### Brief
Restate the full set of records exactly, word for word.

### Rows
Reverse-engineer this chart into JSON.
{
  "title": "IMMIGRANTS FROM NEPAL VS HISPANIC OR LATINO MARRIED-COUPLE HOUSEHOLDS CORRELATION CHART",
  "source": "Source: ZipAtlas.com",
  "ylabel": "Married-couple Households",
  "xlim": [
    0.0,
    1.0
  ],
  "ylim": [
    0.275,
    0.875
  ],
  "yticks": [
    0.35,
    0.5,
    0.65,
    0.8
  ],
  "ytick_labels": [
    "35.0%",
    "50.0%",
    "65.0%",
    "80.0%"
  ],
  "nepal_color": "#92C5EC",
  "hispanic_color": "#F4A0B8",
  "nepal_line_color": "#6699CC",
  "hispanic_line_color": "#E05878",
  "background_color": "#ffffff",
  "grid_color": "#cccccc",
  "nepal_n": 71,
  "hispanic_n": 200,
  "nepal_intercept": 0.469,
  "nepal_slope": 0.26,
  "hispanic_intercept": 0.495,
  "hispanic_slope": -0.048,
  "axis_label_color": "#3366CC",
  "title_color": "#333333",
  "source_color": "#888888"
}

### Solution to this task
Reverse-engineer this chart into JSON.
{
  "title": "IMMIGRANTS FROM NEPAL VS HISPANIC OR LATINO MARRIED-COUPLE HOUSEHOLDS CORRELATION CHART",
  "source": "Source: ZipAtlas.com",
  "ylabel": "Married-couple Households",
  "xlim": [
    0.0,
    1.0
  ],
  "ylim": [
    0.275,
    0.875
  ],
  "yticks": [
    0.35,
    0.5,
    0.65,
    0.8
  ],
  "ytick_labels": [
    "35.0%",
    "50.0%",
    "65.0%",
    "80.0%"
  ],
  "nepal_color": "#92C5EC",
  "hispanic_color": "#F4A0B8",
  "nepal_line_color": "#6699CC",
  "hispanic_line_color": "#E05878",
  "background_color": "#ffffff",
  "grid_color": "#cccccc",
  "nepal_n": 71,
  "hispanic_n": 200,
  "nepal_intercept": 0.469,
  "nepal_slope": 0.26,
  "hispanic_intercept": 0.495,
  "hispanic_slope": -0.048,
  "axis_label_color": "#3366CC",
  "title_color": "#333333",
  "source_color": "#888888"
}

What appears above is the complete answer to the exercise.